OBJECTIVE: Filter this data down to the lines that hold "name", and copy them.

* Start DATA TO USE *

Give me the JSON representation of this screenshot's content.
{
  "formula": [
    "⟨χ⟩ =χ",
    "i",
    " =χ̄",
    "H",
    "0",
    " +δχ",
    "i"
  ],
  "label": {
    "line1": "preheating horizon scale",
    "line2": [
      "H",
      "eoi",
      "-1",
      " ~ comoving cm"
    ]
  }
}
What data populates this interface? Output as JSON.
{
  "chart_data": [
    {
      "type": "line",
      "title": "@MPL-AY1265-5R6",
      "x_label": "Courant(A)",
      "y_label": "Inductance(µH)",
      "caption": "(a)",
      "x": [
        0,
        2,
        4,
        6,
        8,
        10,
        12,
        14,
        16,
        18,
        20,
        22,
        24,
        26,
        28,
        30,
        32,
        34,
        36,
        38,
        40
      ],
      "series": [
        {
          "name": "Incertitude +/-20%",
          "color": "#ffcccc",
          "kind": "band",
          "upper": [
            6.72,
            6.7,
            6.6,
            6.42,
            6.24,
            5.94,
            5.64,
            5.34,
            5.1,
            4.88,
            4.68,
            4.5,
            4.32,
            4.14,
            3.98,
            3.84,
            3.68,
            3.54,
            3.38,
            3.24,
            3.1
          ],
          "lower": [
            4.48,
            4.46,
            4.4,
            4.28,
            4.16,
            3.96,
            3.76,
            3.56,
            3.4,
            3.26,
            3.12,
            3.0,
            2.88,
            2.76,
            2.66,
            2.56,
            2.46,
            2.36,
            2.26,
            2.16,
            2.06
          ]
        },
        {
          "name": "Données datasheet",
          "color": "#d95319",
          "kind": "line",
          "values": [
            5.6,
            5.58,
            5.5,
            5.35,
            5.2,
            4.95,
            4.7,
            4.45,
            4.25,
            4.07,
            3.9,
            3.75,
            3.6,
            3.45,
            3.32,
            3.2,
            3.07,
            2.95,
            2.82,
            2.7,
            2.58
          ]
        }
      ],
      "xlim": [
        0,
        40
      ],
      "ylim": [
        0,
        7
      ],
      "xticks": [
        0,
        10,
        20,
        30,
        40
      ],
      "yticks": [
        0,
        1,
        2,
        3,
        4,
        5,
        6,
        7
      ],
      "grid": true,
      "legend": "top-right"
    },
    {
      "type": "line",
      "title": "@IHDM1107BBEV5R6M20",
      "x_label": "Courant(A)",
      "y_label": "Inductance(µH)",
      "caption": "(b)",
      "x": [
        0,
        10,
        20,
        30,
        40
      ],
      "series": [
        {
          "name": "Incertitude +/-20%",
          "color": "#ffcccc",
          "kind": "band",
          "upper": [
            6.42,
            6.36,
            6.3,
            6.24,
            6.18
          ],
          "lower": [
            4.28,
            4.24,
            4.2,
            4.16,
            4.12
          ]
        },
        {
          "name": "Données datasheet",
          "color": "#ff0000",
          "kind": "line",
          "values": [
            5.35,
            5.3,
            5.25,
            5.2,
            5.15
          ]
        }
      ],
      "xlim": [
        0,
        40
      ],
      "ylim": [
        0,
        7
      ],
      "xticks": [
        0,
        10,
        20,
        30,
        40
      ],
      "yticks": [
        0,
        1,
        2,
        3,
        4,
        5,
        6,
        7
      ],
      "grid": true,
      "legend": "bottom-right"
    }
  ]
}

* End DATA TO USE *
* Start DATA TO USE *

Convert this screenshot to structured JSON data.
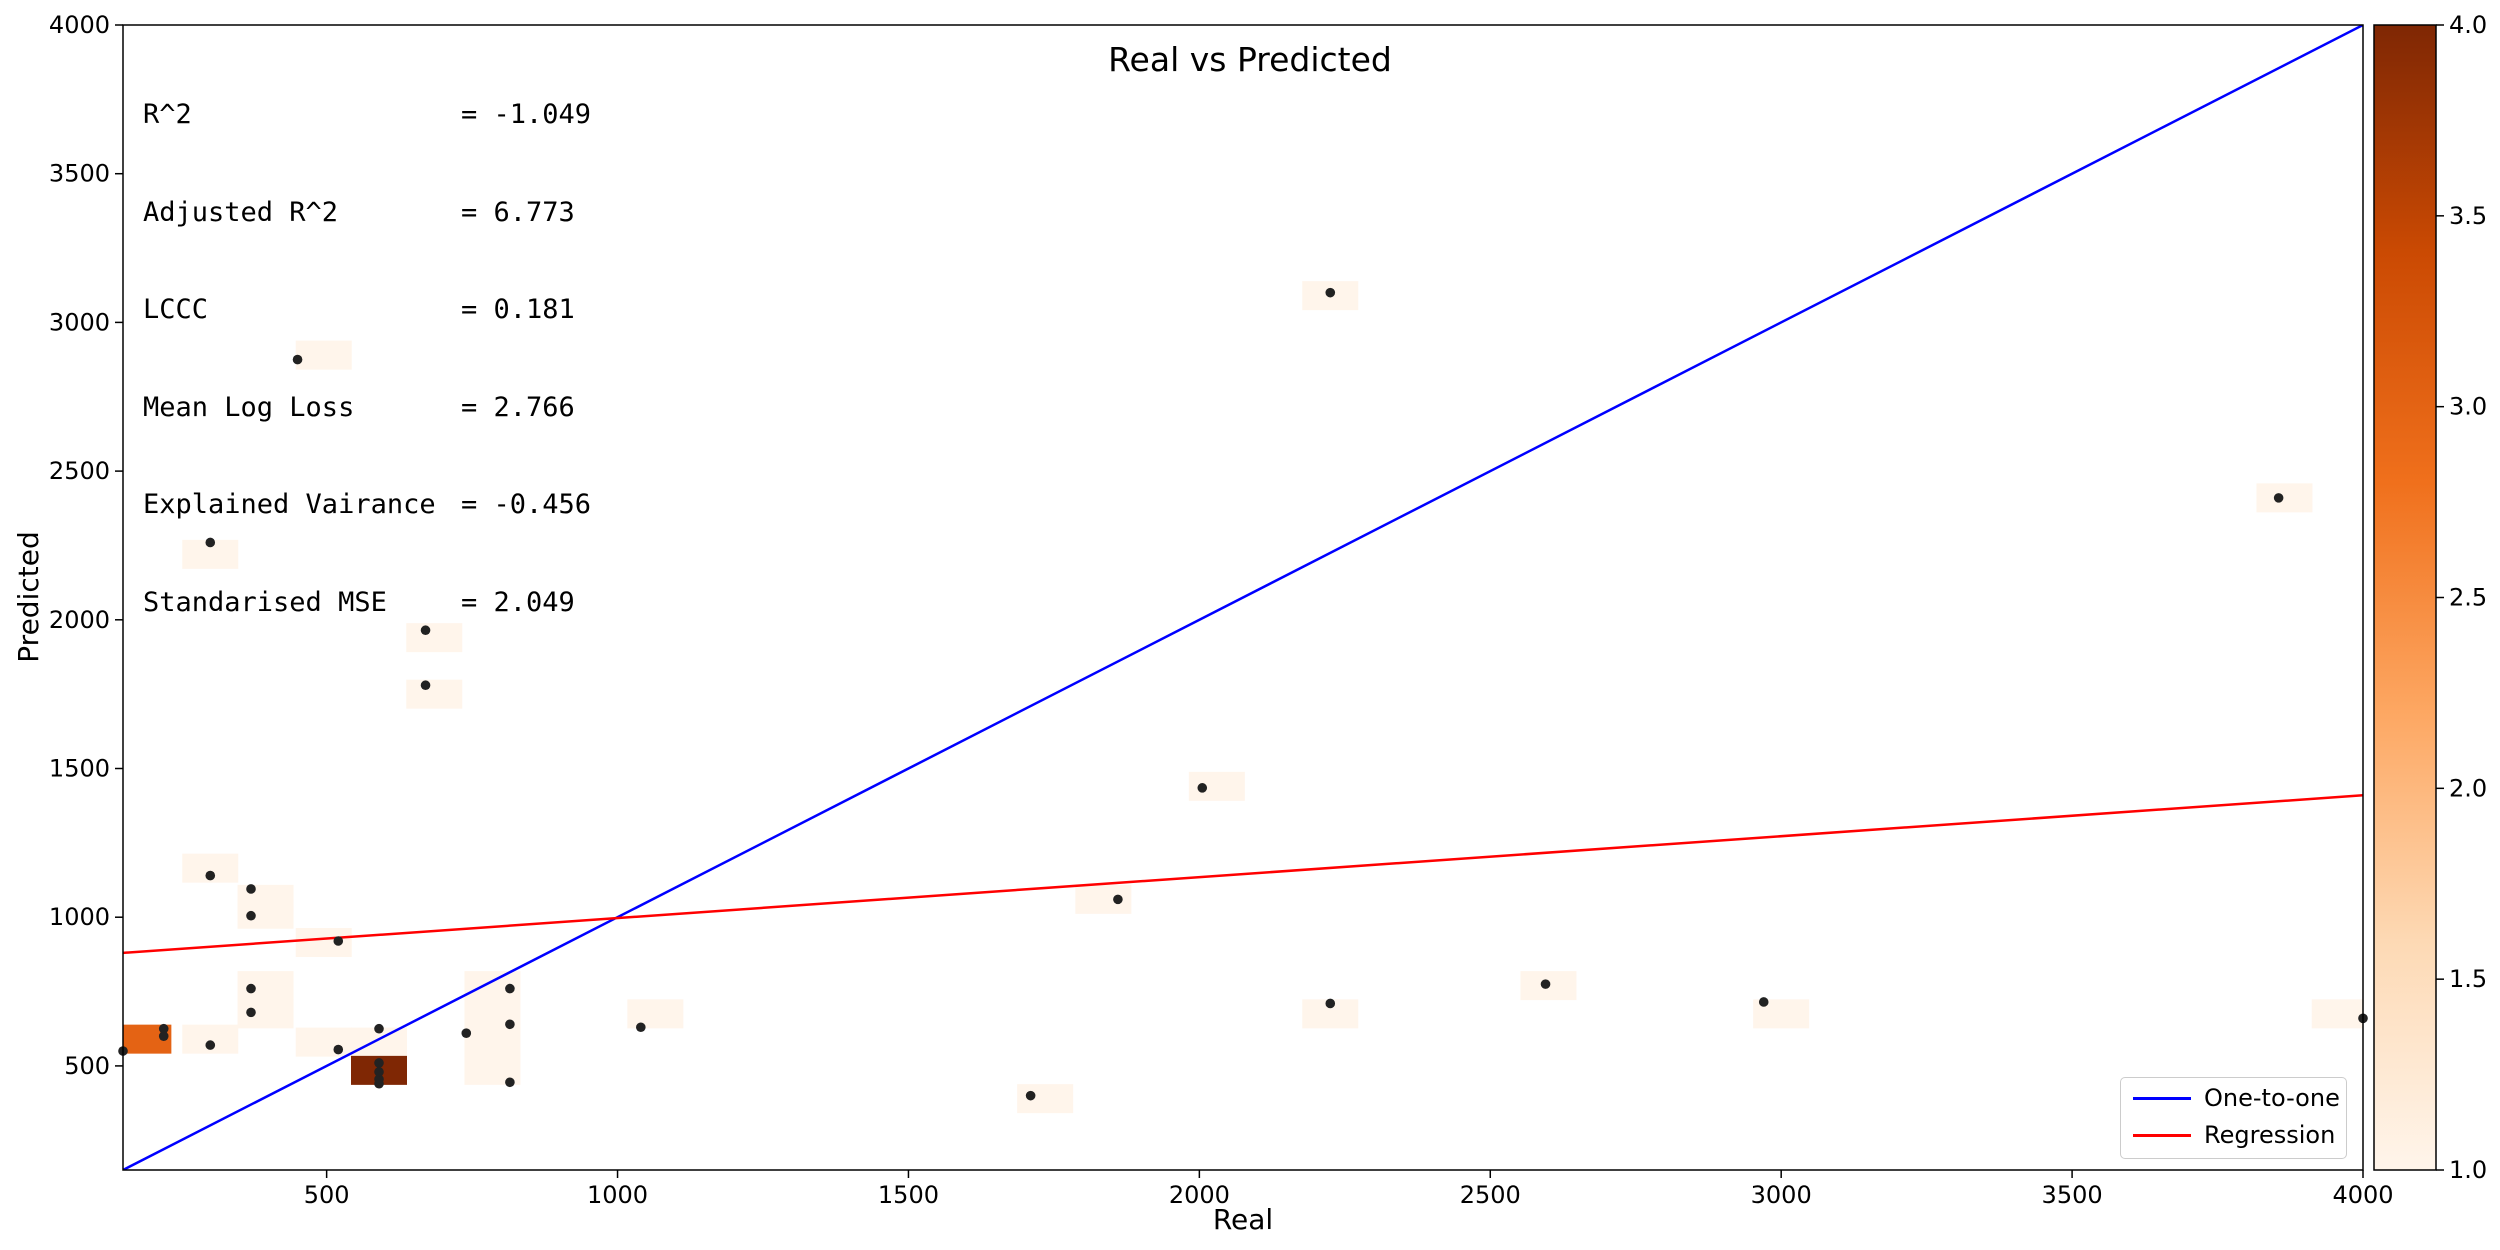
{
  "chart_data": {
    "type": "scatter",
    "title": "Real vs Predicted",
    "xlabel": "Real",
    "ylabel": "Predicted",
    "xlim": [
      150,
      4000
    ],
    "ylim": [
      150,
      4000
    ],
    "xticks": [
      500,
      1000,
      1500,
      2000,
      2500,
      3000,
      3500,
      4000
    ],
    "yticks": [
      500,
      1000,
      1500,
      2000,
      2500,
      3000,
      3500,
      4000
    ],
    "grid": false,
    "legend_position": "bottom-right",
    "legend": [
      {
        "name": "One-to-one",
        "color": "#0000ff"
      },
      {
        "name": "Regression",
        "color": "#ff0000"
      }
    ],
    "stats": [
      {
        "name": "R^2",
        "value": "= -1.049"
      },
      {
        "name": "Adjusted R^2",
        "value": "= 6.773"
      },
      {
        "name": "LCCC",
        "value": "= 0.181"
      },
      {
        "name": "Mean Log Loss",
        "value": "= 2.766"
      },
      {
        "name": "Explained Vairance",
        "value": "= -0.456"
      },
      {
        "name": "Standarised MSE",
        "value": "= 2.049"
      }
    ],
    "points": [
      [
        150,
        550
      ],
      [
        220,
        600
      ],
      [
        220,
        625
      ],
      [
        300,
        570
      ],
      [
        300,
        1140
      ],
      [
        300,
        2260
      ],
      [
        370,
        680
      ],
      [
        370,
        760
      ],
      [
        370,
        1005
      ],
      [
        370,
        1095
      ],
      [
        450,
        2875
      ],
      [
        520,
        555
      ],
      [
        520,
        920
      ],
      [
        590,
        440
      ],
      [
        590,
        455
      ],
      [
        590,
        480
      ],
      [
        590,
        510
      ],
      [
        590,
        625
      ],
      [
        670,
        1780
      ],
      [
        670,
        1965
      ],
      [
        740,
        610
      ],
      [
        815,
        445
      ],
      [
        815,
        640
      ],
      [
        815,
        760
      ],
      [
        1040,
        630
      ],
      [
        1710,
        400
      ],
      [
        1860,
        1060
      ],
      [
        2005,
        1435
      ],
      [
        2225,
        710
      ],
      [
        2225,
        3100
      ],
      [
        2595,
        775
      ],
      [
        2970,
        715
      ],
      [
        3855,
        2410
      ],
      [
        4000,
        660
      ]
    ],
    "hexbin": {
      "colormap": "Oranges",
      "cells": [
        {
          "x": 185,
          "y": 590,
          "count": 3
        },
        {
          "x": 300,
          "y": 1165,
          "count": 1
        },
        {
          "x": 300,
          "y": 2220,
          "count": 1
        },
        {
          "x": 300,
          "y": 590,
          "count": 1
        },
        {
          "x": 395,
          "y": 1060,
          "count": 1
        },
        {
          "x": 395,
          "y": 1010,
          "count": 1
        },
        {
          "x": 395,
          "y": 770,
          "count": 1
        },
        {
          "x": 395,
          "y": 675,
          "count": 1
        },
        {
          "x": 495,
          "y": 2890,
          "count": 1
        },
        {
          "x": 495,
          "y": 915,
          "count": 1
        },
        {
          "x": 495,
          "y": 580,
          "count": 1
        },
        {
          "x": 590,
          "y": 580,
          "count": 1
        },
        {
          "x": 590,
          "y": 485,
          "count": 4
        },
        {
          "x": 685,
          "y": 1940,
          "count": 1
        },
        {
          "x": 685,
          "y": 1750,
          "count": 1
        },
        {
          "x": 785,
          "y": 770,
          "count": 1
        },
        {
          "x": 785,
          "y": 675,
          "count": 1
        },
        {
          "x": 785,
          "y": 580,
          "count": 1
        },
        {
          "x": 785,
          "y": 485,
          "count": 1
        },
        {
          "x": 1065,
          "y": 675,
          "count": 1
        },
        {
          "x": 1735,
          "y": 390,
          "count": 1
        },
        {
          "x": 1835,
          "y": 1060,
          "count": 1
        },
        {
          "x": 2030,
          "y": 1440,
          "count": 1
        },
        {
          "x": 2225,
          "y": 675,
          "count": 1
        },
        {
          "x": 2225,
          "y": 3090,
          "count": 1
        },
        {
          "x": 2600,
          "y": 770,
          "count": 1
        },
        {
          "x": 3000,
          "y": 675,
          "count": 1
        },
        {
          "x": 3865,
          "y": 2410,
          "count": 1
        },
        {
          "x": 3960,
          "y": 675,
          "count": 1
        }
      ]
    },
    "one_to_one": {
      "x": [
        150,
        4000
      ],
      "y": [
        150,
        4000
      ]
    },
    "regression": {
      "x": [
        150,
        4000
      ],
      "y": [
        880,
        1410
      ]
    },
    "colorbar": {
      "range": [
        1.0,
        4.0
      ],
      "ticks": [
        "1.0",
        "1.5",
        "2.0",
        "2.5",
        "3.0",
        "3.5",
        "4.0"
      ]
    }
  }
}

* End DATA TO USE *

SOLUTION:
          "name": "Incertitude +/-20%",
          "name": "Données datasheet",
          "name": "Incertitude +/-20%",
          "name": "Données datasheet",
        "name": "One-to-one",
        "name": "Regression",
        "name": "R^2",
        "name": "Adjusted R^2",
        "name": "LCCC",
        "name": "Mean Log Loss",
        "name": "Explained Vairance",
        "name": "Standarised MSE",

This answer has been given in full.